§ 入力データ:
───
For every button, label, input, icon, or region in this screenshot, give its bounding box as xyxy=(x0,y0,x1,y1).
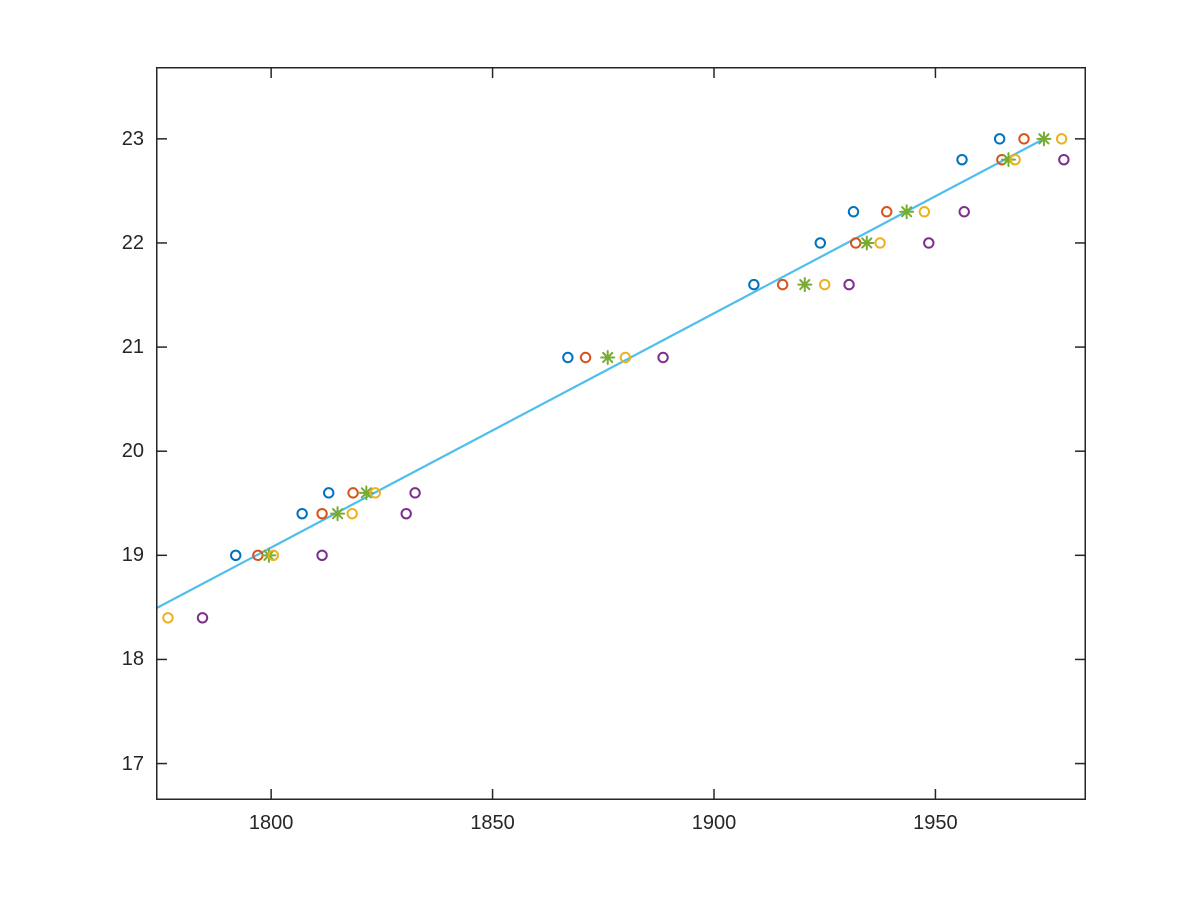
data-point-series-5-purple-circles xyxy=(196,612,209,624)
x-tick-label: 1900 xyxy=(691,812,737,834)
data-point-series-1-blue-circles xyxy=(748,278,760,291)
data-point-series-1-blue-circles xyxy=(847,206,860,218)
data-point-series-4-yellow-circles xyxy=(346,507,358,520)
data-point-series-3-green-asterisks xyxy=(799,279,811,291)
y-tick-label: 21 xyxy=(121,336,144,359)
data-point-series-2-orange-circles xyxy=(776,278,789,291)
data-point-series-2-orange-circles xyxy=(1018,133,1030,145)
data-point-series-4-yellow-circles xyxy=(267,549,280,562)
data-point-series-4-yellow-circles xyxy=(918,206,931,218)
data-point-series-3-green-asterisks xyxy=(360,487,372,499)
data-point-series-1-blue-circles xyxy=(323,487,335,499)
fit-line xyxy=(156,137,1046,610)
data-point-series-1-blue-circles xyxy=(814,237,826,249)
y-tick-label: 17 xyxy=(121,752,144,775)
data-point-series-2-orange-circles xyxy=(347,487,359,499)
data-point-series-3-green-asterisks xyxy=(901,206,913,218)
data-point-series-5-purple-circles xyxy=(316,549,328,562)
scatter-plot-canvas xyxy=(156,67,1086,800)
axes-frame xyxy=(156,67,1086,800)
data-point-series-4-yellow-circles xyxy=(819,278,831,291)
data-point-series-3-green-asterisks xyxy=(861,237,873,249)
x-tick-label: 1800 xyxy=(248,812,294,834)
data-point-series-4-yellow-circles xyxy=(619,351,632,364)
data-point-series-5-purple-circles xyxy=(843,278,855,291)
data-point-series-5-purple-circles xyxy=(958,206,970,218)
data-point-series-5-purple-circles xyxy=(400,507,412,520)
data-point-series-5-purple-circles xyxy=(409,487,421,499)
y-tick-label: 20 xyxy=(121,440,144,463)
y-tick-label: 18 xyxy=(121,648,144,671)
data-point-series-2-orange-circles xyxy=(316,507,328,520)
data-point-series-5-purple-circles xyxy=(923,237,935,249)
data-point-series-5-purple-circles xyxy=(1058,153,1070,166)
y-tick-label: 22 xyxy=(121,231,144,254)
data-point-series-4-yellow-circles xyxy=(162,612,174,624)
data-point-series-4-yellow-circles xyxy=(1009,153,1021,166)
data-point-series-2-orange-circles xyxy=(881,206,893,218)
data-point-series-3-green-asterisks xyxy=(331,508,344,520)
data-point-series-1-blue-circles xyxy=(993,133,1006,145)
data-point-series-2-orange-circles xyxy=(850,237,862,249)
plot-area xyxy=(156,67,1086,800)
data-point-series-4-yellow-circles xyxy=(874,237,886,249)
data-point-series-3-green-asterisks xyxy=(602,351,614,364)
data-point-series-1-blue-circles xyxy=(230,549,242,562)
x-tick-label: 1950 xyxy=(913,812,958,834)
data-point-series-5-purple-circles xyxy=(657,351,669,364)
y-tick-label: 19 xyxy=(121,544,144,567)
data-point-series-1-blue-circles xyxy=(956,153,968,166)
data-point-series-3-green-asterisks xyxy=(1038,133,1050,145)
data-point-series-1-blue-circles xyxy=(296,507,308,520)
y-tick-label: 23 xyxy=(121,127,144,150)
x-tick-label: 1850 xyxy=(470,812,515,834)
data-point-series-1-blue-circles xyxy=(562,351,574,364)
data-point-series-4-yellow-circles xyxy=(1055,133,1068,145)
data-point-series-4-yellow-circles xyxy=(369,487,381,499)
data-point-series-2-orange-circles xyxy=(579,351,592,364)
───
上記の行をすべて、「asterisks」を「stars」に置き換えたうえで書き直してください。それ以外は変更せず、画像は解答から除いてください。

For every button, label, input, icon, or region in this screenshot, give its bounding box as xyxy=(x0,y0,x1,y1).
data-point-series-5-purple-circles xyxy=(196,612,209,624)
x-tick-label: 1900 xyxy=(691,812,737,834)
data-point-series-1-blue-circles xyxy=(748,278,760,291)
data-point-series-1-blue-circles xyxy=(847,206,860,218)
data-point-series-4-yellow-circles xyxy=(346,507,358,520)
data-point-series-3-green-stars xyxy=(799,279,811,291)
y-tick-label: 21 xyxy=(121,336,144,359)
data-point-series-2-orange-circles xyxy=(776,278,789,291)
data-point-series-2-orange-circles xyxy=(1018,133,1030,145)
data-point-series-4-yellow-circles xyxy=(267,549,280,562)
data-point-series-4-yellow-circles xyxy=(918,206,931,218)
data-point-series-3-green-stars xyxy=(360,487,372,499)
data-point-series-1-blue-circles xyxy=(323,487,335,499)
fit-line xyxy=(156,137,1046,610)
data-point-series-1-blue-circles xyxy=(814,237,826,249)
y-tick-label: 17 xyxy=(121,752,144,775)
data-point-series-2-orange-circles xyxy=(347,487,359,499)
data-point-series-3-green-stars xyxy=(901,206,913,218)
data-point-series-5-purple-circles xyxy=(316,549,328,562)
scatter-plot-canvas xyxy=(156,67,1086,800)
axes-frame xyxy=(156,67,1086,800)
data-point-series-4-yellow-circles xyxy=(819,278,831,291)
data-point-series-3-green-stars xyxy=(861,237,873,249)
x-tick-label: 1800 xyxy=(248,812,294,834)
data-point-series-4-yellow-circles xyxy=(619,351,632,364)
data-point-series-5-purple-circles xyxy=(843,278,855,291)
data-point-series-5-purple-circles xyxy=(958,206,970,218)
data-point-series-5-purple-circles xyxy=(400,507,412,520)
data-point-series-5-purple-circles xyxy=(409,487,421,499)
y-tick-label: 20 xyxy=(121,440,144,463)
y-tick-label: 18 xyxy=(121,648,144,671)
data-point-series-2-orange-circles xyxy=(316,507,328,520)
data-point-series-5-purple-circles xyxy=(923,237,935,249)
data-point-series-5-purple-circles xyxy=(1058,153,1070,166)
y-tick-label: 22 xyxy=(121,231,144,254)
data-point-series-4-yellow-circles xyxy=(162,612,174,624)
data-point-series-4-yellow-circles xyxy=(1009,153,1021,166)
data-point-series-2-orange-circles xyxy=(881,206,893,218)
data-point-series-3-green-stars xyxy=(331,508,344,520)
data-point-series-1-blue-circles xyxy=(993,133,1006,145)
data-point-series-2-orange-circles xyxy=(850,237,862,249)
plot-area xyxy=(156,67,1086,800)
data-point-series-4-yellow-circles xyxy=(874,237,886,249)
data-point-series-3-green-stars xyxy=(602,351,614,364)
data-point-series-1-blue-circles xyxy=(230,549,242,562)
x-tick-label: 1950 xyxy=(913,812,958,834)
data-point-series-5-purple-circles xyxy=(657,351,669,364)
y-tick-label: 19 xyxy=(121,544,144,567)
data-point-series-1-blue-circles xyxy=(956,153,968,166)
data-point-series-3-green-stars xyxy=(1038,133,1050,145)
data-point-series-1-blue-circles xyxy=(296,507,308,520)
y-tick-label: 23 xyxy=(121,127,144,150)
x-tick-label: 1850 xyxy=(470,812,515,834)
data-point-series-1-blue-circles xyxy=(562,351,574,364)
data-point-series-4-yellow-circles xyxy=(1055,133,1068,145)
data-point-series-4-yellow-circles xyxy=(369,487,381,499)
data-point-series-2-orange-circles xyxy=(579,351,592,364)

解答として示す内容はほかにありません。